◆ Selected text:
++++++++++++++++++++
= Mykola Radeĭko =

Mykola Radeĭko

Mykola Radeĭko (October 2, 1920 — February 25, 2005) was an Ukraininan politician and physician. He was one of the leaders of the Ukrainian Insurgent Army in Lemko Region and a public figure of the Ukrainian diaspora in Norway.

== Biography ==
Mykola, son of Ostap Radeiko, was born on October 2, 1920 in Yavoriv. In 1937, he became a member of the Organization of Ukrainian Nationalists, for which he was expelled from the gymnasium "Native school." He was imprisoned in Przemyśl. As an external student, he passed exams at the gymnasium and entered Lviv University, from which he was also expelled because of his political beliefs. He was arrested again and was held in the Lviv prison on Zamarstynivskaya Street. Then he were transferred to Brygidki prison. In October 1942, he entered Lviv Medical University.

In the autumn of 1943, he left the school as a recruit of the Ukrainian Insurgent Army (UPA) in the Carpathians. In 1944, he was a district guide in the Syanitsky district (under the pseudonym "Khmel"). In 1946, he was appointed a district guide of the Organization of Ukrainian Nationalists (OUN) in the Lemko region (under the pseudonyms "Zorich" and "Crimea"). He directed the actions of the Ukrainian Liberation Movement. In 1947, after the decision of the underground command of the OUN and the main command of the UPA in Zakerzonia to dissolve the Ukrainian armed formations, he issued a corresponding order in the Lemko region. After that, he secretly went to Warsaw, then to Gdańsk, and then to Norway.

In 1953, he graduated from the University of Oslo, where he founded the Ukrainian society in Norway. He was a member of the Norwegian PEN club. He has repeatedly invited Ukrainian scientists and public figures, and actively covered Ukrainian topics in leading Norwegian publications. His contemporaries called him the ambassador of Ukraine to Norway. He actively united the community, and he collected relics and historical documents of the Ukrainian nation and state. For example, in 1978, in Hamburg, he bought a wagon of Hetman Ivan Mazepa from 1700.

The last time he was in Ukraine was in 1991. He went to Yavorov, and in Lviv he met with the chairman of the Lviv Oblast Council Viacheslav Chornovil.

He died on February 25, 2005 in Oslo and is buried in Oslo.

== Personal life ==
He was married to Norwegian Ragnhild Ramsland and had three children: Maria, Karl Roman and Bohdan.
++++++++++++++++++++
Saved entries
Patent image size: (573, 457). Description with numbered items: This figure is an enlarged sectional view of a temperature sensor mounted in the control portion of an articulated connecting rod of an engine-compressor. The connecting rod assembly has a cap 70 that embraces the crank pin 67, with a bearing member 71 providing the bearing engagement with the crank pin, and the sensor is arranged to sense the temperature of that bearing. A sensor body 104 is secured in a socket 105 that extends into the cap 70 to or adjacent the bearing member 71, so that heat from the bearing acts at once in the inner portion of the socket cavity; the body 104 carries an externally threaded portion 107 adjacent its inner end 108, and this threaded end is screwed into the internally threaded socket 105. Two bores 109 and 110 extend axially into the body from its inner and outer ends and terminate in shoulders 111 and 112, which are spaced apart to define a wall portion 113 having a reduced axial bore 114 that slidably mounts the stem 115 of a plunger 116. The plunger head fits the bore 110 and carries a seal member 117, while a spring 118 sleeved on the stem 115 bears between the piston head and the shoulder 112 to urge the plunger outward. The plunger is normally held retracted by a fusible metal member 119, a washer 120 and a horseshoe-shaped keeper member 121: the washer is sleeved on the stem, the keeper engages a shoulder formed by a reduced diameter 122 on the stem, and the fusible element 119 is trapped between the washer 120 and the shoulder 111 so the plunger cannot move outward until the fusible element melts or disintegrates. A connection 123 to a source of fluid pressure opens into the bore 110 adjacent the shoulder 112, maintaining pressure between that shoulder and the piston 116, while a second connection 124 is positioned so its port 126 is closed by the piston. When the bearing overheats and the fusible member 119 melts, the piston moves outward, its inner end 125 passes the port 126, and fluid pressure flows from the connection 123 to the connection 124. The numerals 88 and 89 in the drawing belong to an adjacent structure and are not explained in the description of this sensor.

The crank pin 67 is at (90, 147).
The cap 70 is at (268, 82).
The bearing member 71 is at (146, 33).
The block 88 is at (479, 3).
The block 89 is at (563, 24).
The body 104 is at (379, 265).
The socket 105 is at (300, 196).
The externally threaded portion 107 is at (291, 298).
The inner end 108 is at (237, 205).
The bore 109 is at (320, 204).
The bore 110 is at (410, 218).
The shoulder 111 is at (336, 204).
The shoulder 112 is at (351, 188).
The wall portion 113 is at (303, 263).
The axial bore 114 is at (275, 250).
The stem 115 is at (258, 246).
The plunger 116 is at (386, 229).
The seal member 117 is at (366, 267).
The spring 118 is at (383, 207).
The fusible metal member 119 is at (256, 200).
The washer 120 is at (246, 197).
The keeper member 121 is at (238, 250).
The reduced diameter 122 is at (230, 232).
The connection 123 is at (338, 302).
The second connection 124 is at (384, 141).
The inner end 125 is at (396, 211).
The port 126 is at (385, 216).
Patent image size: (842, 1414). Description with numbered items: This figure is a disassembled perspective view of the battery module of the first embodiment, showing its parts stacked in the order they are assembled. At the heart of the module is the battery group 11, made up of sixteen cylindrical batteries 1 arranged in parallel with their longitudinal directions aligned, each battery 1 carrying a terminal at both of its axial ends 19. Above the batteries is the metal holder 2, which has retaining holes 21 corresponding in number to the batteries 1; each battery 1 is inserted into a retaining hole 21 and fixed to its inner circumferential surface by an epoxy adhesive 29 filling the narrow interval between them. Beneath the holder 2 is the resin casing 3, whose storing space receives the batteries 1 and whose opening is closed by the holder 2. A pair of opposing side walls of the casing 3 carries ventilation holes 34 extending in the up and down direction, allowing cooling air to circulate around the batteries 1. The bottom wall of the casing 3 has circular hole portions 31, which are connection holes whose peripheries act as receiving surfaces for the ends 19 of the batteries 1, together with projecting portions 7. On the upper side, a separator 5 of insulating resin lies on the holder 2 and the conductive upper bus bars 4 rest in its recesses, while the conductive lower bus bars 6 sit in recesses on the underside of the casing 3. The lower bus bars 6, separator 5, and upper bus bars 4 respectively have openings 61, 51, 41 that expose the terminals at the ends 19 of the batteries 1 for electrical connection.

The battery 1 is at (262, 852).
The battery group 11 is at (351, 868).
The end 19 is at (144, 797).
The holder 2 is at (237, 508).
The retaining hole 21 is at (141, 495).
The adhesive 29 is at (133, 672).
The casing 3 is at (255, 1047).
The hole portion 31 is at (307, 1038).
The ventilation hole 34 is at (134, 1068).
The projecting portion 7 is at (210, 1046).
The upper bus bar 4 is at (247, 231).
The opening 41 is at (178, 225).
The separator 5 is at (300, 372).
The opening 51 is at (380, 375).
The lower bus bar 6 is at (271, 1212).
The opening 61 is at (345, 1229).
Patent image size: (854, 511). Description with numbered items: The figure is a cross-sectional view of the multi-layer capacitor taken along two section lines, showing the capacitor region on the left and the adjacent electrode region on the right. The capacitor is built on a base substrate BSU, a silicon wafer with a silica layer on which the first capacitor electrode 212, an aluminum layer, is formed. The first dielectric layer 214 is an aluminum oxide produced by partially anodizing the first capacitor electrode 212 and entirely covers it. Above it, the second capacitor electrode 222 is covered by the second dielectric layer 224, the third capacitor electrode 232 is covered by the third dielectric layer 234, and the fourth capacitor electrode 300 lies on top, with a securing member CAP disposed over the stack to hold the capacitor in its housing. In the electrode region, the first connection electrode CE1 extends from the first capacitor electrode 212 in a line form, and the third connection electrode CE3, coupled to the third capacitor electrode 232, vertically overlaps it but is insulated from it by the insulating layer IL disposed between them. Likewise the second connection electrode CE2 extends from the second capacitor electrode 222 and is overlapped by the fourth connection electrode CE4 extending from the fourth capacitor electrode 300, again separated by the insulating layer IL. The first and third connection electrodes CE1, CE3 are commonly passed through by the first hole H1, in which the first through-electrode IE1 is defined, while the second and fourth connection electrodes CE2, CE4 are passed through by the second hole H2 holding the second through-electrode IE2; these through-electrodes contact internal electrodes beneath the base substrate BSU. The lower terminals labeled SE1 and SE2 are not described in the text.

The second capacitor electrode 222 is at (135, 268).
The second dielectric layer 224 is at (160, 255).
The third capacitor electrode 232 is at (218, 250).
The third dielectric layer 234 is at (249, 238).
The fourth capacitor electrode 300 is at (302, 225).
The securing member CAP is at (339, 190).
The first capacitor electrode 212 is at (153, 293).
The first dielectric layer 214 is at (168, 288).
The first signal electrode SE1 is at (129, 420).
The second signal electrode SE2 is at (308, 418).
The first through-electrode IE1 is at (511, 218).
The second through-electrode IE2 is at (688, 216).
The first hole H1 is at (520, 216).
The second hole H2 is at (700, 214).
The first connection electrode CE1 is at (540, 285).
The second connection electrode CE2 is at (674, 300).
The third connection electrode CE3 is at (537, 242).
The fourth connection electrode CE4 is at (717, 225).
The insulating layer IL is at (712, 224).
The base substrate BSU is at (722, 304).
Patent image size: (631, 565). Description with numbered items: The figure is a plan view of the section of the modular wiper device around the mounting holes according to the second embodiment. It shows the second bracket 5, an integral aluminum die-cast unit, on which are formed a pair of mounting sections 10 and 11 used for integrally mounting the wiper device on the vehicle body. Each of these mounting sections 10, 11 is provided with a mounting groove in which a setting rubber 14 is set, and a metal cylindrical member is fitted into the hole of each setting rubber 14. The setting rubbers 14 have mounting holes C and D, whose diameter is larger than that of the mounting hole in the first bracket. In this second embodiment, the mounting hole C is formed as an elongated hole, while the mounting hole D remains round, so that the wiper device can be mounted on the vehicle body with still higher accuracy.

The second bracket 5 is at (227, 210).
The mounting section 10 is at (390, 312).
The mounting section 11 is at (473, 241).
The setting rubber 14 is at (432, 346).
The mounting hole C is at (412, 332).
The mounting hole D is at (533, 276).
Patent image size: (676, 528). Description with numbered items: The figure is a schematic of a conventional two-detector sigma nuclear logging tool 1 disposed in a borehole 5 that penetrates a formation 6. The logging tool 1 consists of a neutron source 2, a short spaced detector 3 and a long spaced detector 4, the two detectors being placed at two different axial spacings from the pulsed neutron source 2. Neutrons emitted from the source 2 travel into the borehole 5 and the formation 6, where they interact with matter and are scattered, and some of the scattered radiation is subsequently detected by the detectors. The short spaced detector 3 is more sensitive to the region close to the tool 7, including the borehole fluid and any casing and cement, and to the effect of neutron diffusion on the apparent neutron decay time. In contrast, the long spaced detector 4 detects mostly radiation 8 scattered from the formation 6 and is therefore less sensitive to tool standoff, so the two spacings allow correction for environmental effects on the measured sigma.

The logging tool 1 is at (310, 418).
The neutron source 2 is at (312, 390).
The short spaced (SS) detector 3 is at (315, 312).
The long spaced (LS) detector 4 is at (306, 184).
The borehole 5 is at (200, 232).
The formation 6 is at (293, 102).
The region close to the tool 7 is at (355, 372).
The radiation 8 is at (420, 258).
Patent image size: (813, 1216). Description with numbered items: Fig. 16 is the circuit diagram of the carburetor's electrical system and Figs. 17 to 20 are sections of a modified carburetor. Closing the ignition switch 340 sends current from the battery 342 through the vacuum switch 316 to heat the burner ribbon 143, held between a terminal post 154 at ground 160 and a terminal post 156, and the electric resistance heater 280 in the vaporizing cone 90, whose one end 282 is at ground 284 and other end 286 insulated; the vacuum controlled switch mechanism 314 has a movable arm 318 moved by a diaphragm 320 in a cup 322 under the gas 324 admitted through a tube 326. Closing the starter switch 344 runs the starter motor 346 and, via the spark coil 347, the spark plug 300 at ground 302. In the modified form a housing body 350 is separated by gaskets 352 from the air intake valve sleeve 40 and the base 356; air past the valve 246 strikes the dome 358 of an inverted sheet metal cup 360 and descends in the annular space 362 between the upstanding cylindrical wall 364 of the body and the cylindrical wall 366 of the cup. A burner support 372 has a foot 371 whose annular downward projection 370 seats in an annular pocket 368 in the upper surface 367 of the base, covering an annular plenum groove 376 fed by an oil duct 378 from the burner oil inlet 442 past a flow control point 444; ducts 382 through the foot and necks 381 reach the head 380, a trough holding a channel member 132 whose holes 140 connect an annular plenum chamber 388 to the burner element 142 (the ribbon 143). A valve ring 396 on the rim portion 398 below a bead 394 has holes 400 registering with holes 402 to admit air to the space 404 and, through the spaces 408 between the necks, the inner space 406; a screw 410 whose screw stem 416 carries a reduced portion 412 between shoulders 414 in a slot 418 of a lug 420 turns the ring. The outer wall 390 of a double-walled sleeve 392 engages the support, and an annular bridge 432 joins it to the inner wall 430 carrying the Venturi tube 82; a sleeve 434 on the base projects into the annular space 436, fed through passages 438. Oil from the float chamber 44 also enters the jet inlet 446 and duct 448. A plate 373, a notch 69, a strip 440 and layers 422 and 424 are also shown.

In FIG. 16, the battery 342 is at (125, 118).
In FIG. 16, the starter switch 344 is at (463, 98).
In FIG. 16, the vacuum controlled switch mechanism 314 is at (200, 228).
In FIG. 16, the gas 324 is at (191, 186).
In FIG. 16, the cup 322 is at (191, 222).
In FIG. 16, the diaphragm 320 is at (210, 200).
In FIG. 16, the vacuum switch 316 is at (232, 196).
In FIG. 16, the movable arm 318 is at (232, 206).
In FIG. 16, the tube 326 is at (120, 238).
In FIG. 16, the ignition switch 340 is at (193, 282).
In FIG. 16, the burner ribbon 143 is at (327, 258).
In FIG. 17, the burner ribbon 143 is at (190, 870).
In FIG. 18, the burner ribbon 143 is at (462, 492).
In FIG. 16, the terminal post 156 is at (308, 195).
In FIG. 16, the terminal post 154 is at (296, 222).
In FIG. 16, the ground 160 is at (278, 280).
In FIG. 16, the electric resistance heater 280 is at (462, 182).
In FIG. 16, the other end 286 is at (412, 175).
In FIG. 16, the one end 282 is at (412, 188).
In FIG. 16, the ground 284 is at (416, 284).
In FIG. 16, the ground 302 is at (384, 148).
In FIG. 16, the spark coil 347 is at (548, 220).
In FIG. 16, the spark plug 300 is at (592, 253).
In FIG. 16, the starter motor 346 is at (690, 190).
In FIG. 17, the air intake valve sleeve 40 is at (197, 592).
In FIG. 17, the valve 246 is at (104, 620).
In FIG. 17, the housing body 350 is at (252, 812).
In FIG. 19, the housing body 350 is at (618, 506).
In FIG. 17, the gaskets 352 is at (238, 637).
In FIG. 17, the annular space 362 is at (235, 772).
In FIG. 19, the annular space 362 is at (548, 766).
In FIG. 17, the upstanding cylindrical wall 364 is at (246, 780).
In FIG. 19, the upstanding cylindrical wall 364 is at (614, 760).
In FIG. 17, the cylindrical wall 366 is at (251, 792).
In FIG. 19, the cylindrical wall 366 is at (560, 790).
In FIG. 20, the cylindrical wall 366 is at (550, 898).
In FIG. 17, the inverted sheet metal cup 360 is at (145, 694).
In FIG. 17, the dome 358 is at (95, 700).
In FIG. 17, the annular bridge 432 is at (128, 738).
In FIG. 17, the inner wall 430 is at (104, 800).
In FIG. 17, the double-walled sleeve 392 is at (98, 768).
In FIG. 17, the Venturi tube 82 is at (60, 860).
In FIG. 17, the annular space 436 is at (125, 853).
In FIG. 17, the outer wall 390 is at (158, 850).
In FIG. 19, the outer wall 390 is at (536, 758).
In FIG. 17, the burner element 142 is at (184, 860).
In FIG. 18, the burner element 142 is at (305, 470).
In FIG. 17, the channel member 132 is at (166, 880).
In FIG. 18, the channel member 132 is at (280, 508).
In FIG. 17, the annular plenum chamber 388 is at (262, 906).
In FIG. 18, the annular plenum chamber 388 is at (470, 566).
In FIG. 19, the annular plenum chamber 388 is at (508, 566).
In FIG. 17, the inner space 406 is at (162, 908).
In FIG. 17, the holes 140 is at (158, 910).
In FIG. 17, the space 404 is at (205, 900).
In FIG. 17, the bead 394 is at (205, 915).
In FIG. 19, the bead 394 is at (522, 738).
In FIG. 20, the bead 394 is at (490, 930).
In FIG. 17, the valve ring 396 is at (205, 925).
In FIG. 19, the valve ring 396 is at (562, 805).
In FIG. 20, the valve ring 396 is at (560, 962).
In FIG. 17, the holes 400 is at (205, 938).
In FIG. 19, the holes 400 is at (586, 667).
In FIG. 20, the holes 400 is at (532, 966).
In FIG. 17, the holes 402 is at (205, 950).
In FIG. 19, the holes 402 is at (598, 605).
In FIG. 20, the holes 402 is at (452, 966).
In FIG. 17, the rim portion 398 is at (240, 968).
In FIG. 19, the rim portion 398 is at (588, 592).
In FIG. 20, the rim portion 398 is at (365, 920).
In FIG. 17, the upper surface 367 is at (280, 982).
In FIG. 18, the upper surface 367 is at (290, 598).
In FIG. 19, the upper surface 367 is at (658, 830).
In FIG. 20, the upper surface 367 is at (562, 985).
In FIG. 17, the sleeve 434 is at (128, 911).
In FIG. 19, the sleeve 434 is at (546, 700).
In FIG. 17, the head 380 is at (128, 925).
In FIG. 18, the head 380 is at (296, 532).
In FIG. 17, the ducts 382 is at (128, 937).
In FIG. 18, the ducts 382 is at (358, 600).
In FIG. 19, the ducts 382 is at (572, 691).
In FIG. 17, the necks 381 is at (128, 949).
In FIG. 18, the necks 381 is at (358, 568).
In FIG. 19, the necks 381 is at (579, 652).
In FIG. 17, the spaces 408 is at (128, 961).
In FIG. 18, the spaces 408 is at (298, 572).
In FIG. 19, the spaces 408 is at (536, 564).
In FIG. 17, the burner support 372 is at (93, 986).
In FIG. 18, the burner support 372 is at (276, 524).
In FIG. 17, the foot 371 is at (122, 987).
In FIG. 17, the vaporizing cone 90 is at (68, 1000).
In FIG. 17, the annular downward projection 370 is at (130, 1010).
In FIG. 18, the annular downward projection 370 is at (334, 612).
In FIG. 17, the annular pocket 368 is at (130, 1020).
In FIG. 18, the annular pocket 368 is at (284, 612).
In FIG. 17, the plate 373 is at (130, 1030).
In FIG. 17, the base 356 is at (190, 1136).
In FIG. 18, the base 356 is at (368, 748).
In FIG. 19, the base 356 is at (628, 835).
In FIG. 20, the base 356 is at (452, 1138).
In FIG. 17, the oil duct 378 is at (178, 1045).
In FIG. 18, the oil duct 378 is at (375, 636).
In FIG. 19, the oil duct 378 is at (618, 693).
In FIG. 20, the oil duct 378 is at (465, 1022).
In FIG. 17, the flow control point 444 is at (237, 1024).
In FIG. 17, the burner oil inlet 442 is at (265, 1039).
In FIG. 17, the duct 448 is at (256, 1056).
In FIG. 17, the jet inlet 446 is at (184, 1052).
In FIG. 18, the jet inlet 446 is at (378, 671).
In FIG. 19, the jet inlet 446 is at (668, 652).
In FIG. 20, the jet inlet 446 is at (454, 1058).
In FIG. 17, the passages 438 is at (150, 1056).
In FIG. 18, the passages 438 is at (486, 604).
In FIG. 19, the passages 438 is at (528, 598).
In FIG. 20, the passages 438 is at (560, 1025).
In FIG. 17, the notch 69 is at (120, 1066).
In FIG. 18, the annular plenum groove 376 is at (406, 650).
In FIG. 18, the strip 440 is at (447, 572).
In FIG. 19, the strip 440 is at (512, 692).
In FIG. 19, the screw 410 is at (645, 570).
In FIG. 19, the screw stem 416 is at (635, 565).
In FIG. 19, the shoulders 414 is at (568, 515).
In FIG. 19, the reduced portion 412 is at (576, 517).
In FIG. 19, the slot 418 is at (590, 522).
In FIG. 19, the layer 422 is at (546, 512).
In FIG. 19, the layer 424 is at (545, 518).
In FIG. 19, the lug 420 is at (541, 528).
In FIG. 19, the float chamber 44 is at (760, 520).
++++++++++++++++++++
◆ Description of the task: Extract, word for word, the passage of the Mykola Radeĭko biography that starts at the words "In 1953, he" and ends after "Council Viacheslav Chornovil.".

◆ Task solution:
In 1953, he graduated from the University of Oslo, where he founded the Ukrainian society in Norway. He was a member of the Norwegian PEN club. He has repeatedly invited Ukrainian scientists and public figures, and actively covered Ukrainian topics in leading Norwegian publications. His contemporaries called him the ambassador of Ukraine to Norway. He actively united the community, and he collected relics and historical documents of the Ukrainian nation and state. For example, in 1978, in Hamburg, he bought a wagon of Hetman Ivan Mazepa from 1700.

The last time he was in Ukraine was in 1991. He went to Yavorov, and in Lviv he met with the chairman of the Lviv Oblast Council Viacheslav Chornovil.